Data excerpts:
===

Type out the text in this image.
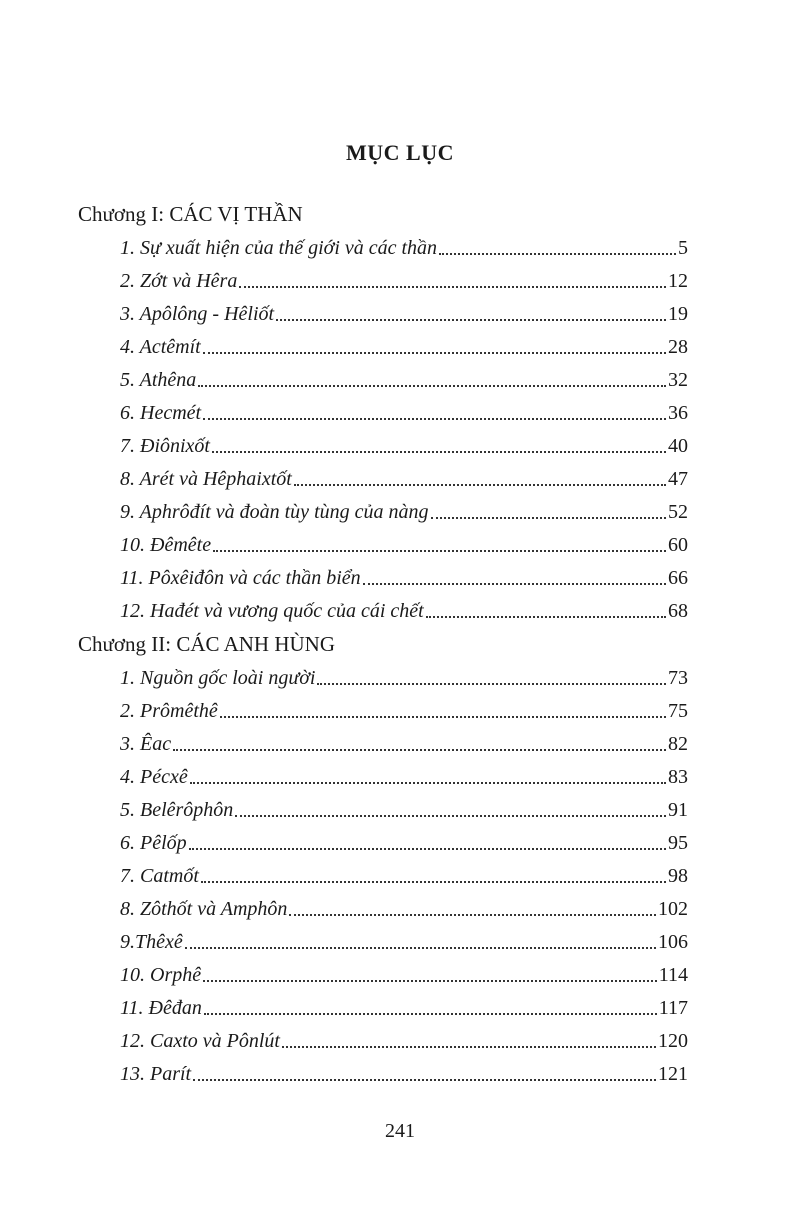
MỤC LỤC
Chương I: CÁC VỊ THẦN
1. Sự xuất hiện của thế giới và các thần	5
2. Zớt và Hêra	12
3. Apôlông - Hêliốt	19
4. Actêmít	28
5. Athêna	32
6. Hecmét	36
7. Điônixốt	40
8. Arét và Hêphaixtốt	47
9. Aphrôđít và đoàn tùy tùng của nàng	52
10. Đêmête	60
11. Pôxêiđôn và các thần biển	66
12. Hađét và vương quốc của cái chết	68
Chương II: CÁC ANH HÙNG
1. Nguồn gốc loài người	73
2. Prômêthê	75
3. Êac	82
4. Pécxê	83
5. Belêrôphôn	91
6. Pêlốp	95
7. Catmốt	98
8. Zôthốt và Amphôn	102
9.Thêxê	106
10. Orphê	114
11. Đêđan	117
12. Caxto và Pônlút	120
13. Parít	121
241
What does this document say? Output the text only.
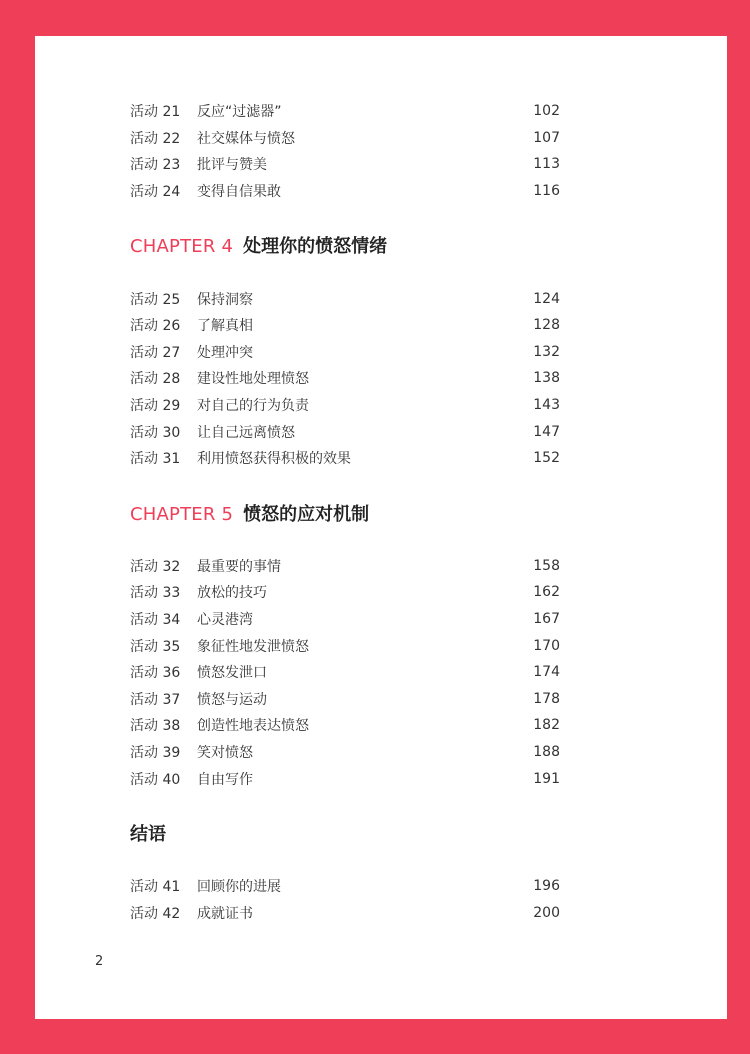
活动 21	反应“过滤器”	102
活动 22	社交媒体与愤怒	107
活动 23	批评与赞美	113
活动 24	变得自信果敢	116
CHAPTER 4 处理你的愤怒情绪
活动 25	保持洞察	124
活动 26	了解真相	128
活动 27	处理冲突	132
活动 28	建设性地处理愤怒	138
活动 29	对自己的行为负责	143
活动 30	让自己远离愤怒	147
活动 31	利用愤怒获得积极的效果	152
CHAPTER 5 愤怒的应对机制
活动 32	最重要的事情	158
活动 33	放松的技巧	162
活动 34	心灵港湾	167
活动 35	象征性地发泄愤怒	170
活动 36	愤怒发泄口	174
活动 37	愤怒与运动	178
活动 38	创造性地表达愤怒	182
活动 39	笑对愤怒	188
活动 40	自由写作	191
结语
活动 41	回顾你的进展	196
活动 42	成就证书	200
2
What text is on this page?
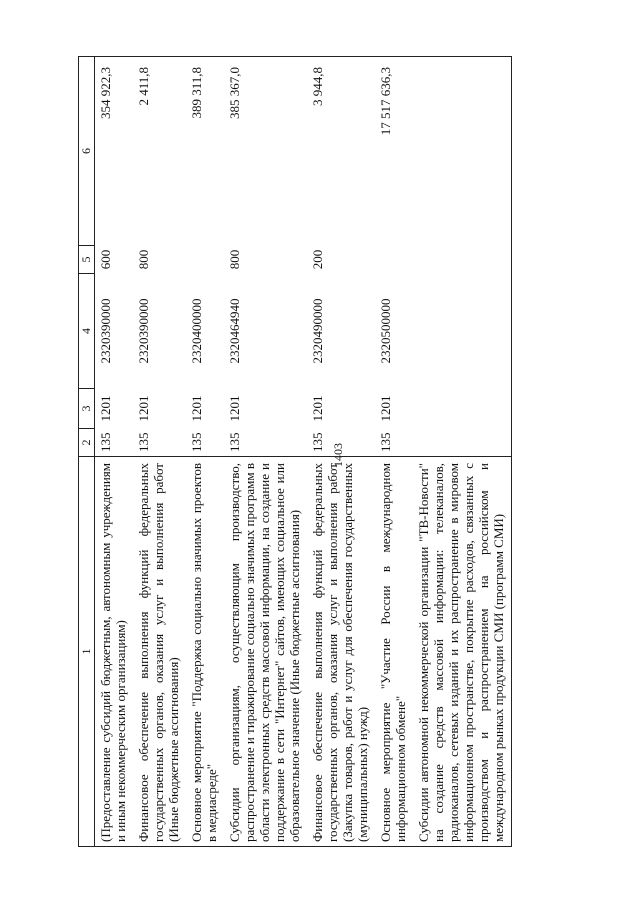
1403
1	2	3	4	5	6
(Предоставление субсидий бюджетным, автономным учреждениям и иным некоммерческим организациям)	135	1201	2320390000	600	354 922,3
Финансовое обеспечение выполнения функций федеральных государственных органов, оказания услуг и выполнения работ (Иные бюджетные ассигнования)	135	1201	2320390000	800	2 411,8
Основное мероприятие "Поддержка социально значимых проектов в медиасреде"	135	1201	2320400000		389 311,8
Субсидии организациям, осуществляющим производство, распространение и тиражирование социально значимых программ в области электронных средств массовой информации, на создание и поддержание в сети "Интернет" сайтов, имеющих социальное или образовательное значение (Иные бюджетные ассигнования)	135	1201	2320464940	800	385 367,0
Финансовое обеспечение выполнения функций федеральных государственных органов, оказания услуг и выполнения работ (Закупка товаров, работ и услуг для обеспечения государственных (муниципальных) нужд)	135	1201	2320490000	200	3 944,8
Основное мероприятие "Участие России в международном информационном обмене"	135	1201	2320500000		17 517 636,3
Субсидии автономной некоммерческой организации "ТВ-Новости" на создание средств массовой информации: телеканалов, радиоканалов, сетевых изданий и их распространение в мировом информационном пространстве, покрытие расходов, связанных с производством и распространением на российском и международном рынках продукции СМИ (программ СМИ)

===

Only lines with "Иные" are wanted here; list each of them.

Финансовое обеспечение выполнения функций федеральных государственных органов, оказания услуг и выполнения работ (Иные бюджетные ассигнования)	135	1201	2320390000	800	2 411,8
Субсидии организациям, осуществляющим производство, распространение и тиражирование социально значимых программ в области электронных средств массовой информации, на создание и поддержание в сети "Интернет" сайтов, имеющих социальное или образовательное значение (Иные бюджетные ассигнования)	135	1201	2320464940	800	385 367,0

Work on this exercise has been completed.